***** DATA EXTRACT *****
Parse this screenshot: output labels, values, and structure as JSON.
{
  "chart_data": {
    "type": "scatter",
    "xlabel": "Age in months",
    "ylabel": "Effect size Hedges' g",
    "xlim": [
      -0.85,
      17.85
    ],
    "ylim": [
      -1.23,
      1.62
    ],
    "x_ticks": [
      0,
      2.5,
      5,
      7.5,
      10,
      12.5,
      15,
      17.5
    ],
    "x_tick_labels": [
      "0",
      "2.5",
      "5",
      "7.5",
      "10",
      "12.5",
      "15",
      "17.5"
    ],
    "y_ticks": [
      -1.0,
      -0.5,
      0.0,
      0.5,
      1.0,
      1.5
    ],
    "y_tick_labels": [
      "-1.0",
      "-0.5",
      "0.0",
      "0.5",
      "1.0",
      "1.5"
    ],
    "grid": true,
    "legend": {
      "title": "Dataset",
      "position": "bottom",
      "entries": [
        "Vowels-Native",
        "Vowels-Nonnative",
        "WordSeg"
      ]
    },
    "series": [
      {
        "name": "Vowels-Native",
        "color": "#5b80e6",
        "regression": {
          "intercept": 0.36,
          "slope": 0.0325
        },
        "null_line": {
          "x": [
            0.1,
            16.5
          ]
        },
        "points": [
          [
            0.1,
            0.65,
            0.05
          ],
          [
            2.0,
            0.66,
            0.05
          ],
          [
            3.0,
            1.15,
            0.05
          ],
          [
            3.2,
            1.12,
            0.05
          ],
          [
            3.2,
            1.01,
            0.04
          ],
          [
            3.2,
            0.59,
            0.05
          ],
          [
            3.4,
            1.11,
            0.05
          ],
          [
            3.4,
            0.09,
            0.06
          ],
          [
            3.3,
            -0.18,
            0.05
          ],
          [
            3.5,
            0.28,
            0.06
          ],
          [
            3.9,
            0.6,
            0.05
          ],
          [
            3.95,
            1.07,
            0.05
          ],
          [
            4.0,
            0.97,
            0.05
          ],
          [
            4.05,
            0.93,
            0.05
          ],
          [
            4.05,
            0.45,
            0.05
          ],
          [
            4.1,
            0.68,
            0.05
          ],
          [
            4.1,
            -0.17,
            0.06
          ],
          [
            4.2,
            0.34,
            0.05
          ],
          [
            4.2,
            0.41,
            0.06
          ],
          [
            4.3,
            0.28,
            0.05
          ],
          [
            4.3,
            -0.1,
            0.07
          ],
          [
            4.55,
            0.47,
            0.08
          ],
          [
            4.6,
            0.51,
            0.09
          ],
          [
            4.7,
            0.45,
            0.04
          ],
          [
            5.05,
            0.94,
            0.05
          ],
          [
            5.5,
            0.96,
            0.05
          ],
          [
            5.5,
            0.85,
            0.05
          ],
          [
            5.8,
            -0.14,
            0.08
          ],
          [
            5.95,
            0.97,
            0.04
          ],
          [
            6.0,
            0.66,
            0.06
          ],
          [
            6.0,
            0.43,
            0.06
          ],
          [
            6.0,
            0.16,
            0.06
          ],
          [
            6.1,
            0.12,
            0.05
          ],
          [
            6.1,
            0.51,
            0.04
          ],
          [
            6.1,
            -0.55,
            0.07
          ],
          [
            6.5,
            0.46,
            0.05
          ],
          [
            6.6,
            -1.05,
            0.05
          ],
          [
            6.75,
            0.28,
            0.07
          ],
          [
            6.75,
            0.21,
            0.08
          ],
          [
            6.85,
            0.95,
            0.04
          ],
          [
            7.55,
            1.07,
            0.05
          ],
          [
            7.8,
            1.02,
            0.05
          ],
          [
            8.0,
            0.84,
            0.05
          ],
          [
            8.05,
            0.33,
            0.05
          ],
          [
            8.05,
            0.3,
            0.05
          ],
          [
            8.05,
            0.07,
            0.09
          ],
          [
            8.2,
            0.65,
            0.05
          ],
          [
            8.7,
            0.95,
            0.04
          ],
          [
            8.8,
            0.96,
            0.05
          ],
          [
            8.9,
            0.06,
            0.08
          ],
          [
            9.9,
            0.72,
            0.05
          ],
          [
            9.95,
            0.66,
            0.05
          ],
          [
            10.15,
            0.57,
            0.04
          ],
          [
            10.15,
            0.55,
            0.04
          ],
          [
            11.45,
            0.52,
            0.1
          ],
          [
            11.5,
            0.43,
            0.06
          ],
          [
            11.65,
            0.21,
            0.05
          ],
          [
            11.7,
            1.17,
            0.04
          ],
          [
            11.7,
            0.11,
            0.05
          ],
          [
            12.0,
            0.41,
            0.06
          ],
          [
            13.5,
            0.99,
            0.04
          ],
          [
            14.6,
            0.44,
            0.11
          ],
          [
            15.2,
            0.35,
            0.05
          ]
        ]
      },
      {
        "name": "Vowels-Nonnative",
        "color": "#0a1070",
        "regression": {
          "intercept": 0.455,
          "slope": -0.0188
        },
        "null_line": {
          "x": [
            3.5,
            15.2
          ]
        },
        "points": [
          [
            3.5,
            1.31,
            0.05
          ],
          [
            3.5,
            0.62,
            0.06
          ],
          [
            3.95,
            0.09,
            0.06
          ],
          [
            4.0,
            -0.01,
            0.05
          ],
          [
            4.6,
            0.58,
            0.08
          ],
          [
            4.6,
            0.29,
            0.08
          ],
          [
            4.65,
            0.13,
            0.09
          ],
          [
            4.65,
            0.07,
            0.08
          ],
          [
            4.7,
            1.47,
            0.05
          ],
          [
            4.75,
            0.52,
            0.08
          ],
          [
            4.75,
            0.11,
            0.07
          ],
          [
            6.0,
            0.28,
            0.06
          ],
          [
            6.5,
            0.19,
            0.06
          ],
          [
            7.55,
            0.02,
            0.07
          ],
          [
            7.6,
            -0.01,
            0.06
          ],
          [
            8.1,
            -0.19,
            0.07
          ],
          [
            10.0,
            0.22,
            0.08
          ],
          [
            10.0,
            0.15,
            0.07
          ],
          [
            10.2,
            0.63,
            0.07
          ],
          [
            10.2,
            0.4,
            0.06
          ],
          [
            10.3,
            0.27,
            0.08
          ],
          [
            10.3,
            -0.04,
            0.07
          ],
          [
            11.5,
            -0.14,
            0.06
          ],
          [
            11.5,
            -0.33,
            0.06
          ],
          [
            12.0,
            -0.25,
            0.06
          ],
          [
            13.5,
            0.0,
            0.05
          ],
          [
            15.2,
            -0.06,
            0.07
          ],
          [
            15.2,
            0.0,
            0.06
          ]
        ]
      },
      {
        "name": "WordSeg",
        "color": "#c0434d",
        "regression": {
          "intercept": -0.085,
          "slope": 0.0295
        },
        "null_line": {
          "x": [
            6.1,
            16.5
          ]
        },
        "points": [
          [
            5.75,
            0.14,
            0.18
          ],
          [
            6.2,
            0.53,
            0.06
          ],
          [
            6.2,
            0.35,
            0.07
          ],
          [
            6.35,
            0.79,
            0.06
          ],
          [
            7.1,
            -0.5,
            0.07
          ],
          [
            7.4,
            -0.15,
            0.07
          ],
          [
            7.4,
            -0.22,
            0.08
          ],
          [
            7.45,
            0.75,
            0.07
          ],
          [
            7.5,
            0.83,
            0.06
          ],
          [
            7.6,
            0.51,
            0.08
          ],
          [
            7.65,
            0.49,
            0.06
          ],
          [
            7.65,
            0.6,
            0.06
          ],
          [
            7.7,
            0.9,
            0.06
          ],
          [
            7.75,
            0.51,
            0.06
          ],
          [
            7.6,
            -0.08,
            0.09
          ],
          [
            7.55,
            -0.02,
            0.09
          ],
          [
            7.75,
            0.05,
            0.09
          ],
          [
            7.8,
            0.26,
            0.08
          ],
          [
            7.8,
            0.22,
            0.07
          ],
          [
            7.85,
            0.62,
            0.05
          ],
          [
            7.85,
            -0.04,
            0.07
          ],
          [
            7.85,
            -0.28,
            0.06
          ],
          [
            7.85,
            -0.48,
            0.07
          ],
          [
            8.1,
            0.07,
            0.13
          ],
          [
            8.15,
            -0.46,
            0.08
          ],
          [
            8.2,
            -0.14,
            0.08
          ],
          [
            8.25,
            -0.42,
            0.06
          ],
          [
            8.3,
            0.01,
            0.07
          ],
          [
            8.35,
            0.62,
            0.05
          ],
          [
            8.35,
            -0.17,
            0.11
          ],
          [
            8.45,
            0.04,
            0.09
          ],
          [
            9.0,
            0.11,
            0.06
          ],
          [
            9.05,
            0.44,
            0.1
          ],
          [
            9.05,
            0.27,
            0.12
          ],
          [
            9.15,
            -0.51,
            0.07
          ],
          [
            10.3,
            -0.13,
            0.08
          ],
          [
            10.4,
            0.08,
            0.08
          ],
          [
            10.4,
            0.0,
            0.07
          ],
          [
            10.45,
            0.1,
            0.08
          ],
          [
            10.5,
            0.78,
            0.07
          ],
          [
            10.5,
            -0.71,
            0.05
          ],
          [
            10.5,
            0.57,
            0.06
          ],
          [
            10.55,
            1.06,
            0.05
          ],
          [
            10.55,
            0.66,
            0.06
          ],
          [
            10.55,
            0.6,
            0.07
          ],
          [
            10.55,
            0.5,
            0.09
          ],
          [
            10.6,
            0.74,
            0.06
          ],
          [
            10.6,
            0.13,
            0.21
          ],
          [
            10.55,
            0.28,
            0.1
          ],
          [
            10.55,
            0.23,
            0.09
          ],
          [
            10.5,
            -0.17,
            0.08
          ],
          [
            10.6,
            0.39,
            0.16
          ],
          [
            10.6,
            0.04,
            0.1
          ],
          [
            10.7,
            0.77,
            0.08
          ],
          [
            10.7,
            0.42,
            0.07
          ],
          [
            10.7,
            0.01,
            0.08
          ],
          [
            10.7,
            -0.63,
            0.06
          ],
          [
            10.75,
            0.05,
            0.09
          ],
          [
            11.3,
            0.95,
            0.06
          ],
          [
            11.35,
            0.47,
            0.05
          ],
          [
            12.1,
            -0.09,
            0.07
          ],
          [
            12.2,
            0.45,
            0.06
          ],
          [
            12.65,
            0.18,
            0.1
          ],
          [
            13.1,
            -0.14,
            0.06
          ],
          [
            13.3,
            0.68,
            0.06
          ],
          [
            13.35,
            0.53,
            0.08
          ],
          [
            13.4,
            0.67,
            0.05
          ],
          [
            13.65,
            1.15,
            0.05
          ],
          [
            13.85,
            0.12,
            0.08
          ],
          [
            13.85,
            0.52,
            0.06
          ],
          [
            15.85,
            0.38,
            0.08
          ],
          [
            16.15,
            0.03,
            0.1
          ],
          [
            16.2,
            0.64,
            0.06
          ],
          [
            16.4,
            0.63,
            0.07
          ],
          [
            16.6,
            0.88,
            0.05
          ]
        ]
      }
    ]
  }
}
*****
**REQUIREMENT**. Return every line containing "color".

**REPLY TO THE TASK**.
        "color": "#5b80e6",
        "color": "#0a1070",
        "color": "#c0434d",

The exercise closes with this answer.